Figure collection entries:
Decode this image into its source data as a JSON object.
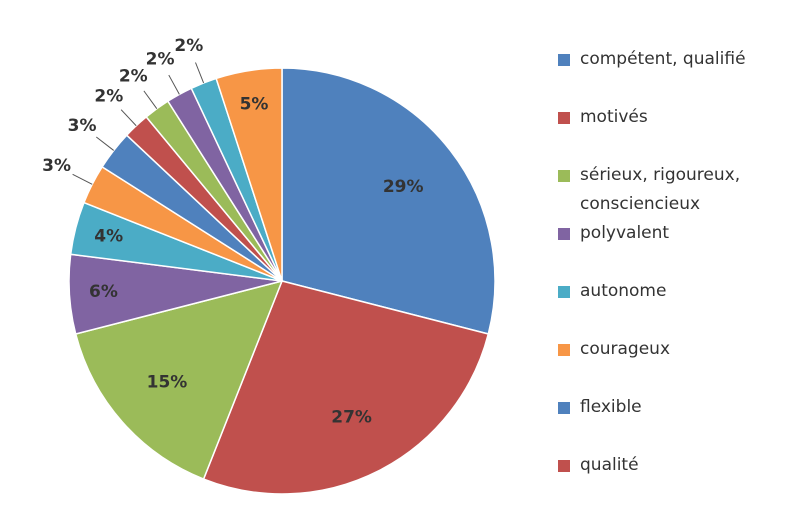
{
  "chart_data": {
    "type": "pie",
    "categories": [
      "compétent, qualifié",
      "motivés",
      "sérieux, rigoureux, consciencieux",
      "polyvalent",
      "autonome",
      "courageux",
      "flexible",
      "qualité",
      null,
      null,
      null,
      null
    ],
    "values": [
      29,
      27,
      15,
      6,
      4,
      3,
      3,
      2,
      2,
      2,
      2,
      5
    ],
    "value_labels": [
      "29%",
      "27%",
      "15%",
      "6%",
      "4%",
      "3%",
      "3%",
      "2%",
      "2%",
      "2%",
      "2%",
      "5%"
    ],
    "colors": [
      "#4f81bd",
      "#c0504d",
      "#9bbb59",
      "#8064a2",
      "#4bacc6",
      "#f79646",
      "#4f81bd",
      "#c0504d",
      "#9bbb59",
      "#8064a2",
      "#4bacc6",
      "#f79646"
    ],
    "legend": "right"
  }
}
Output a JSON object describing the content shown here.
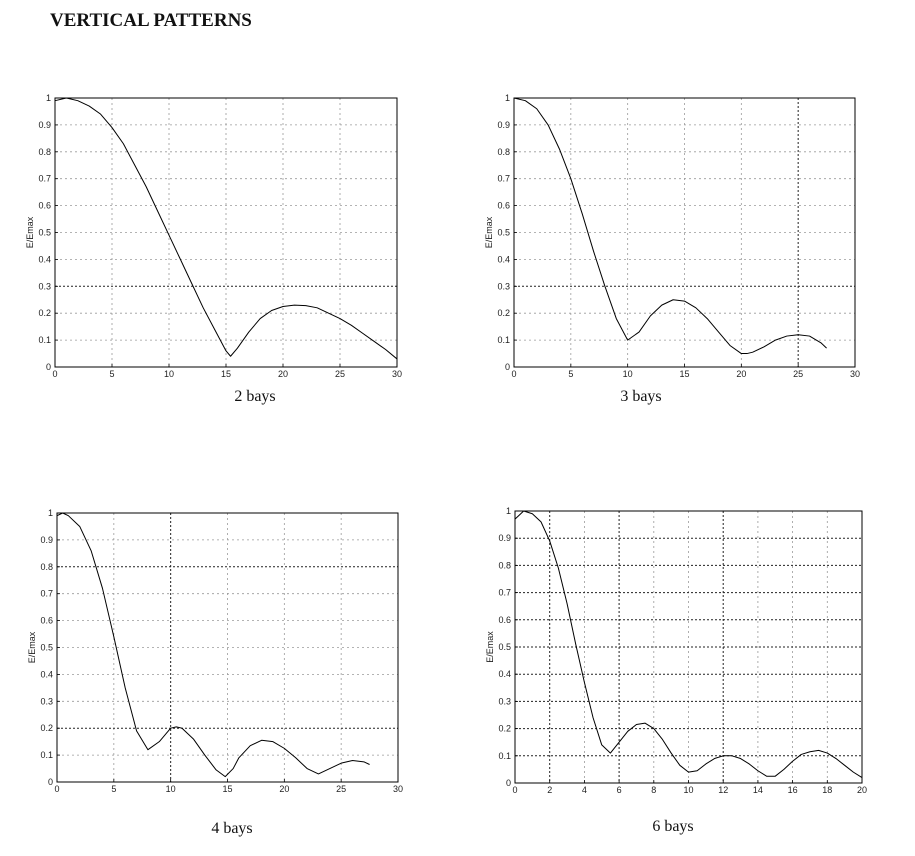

EXERCISE DIRECTIONS ▸
The pictures should not appear in the copy; every other part of the records above must be returned exactly.

WRITTEN SOLUTION ▸
Decode this image into its source data as a JSON object.
{
  "chart_data": {
    "type": "pie",
    "categories": [
      "compétent, qualifié",
      "motivés",
      "sérieux, rigoureux, consciencieux",
      "polyvalent",
      "autonome",
      "courageux",
      "flexible",
      "qualité",
      null,
      null,
      null,
      null
    ],
    "values": [
      29,
      27,
      15,
      6,
      4,
      3,
      3,
      2,
      2,
      2,
      2,
      5
    ],
    "value_labels": [
      "29%",
      "27%",
      "15%",
      "6%",
      "4%",
      "3%",
      "3%",
      "2%",
      "2%",
      "2%",
      "2%",
      "5%"
    ],
    "colors": [
      "#4f81bd",
      "#c0504d",
      "#9bbb59",
      "#8064a2",
      "#4bacc6",
      "#f79646",
      "#4f81bd",
      "#c0504d",
      "#9bbb59",
      "#8064a2",
      "#4bacc6",
      "#f79646"
    ],
    "legend": "right"
  }
}
Output a JSON object describing the content shown here.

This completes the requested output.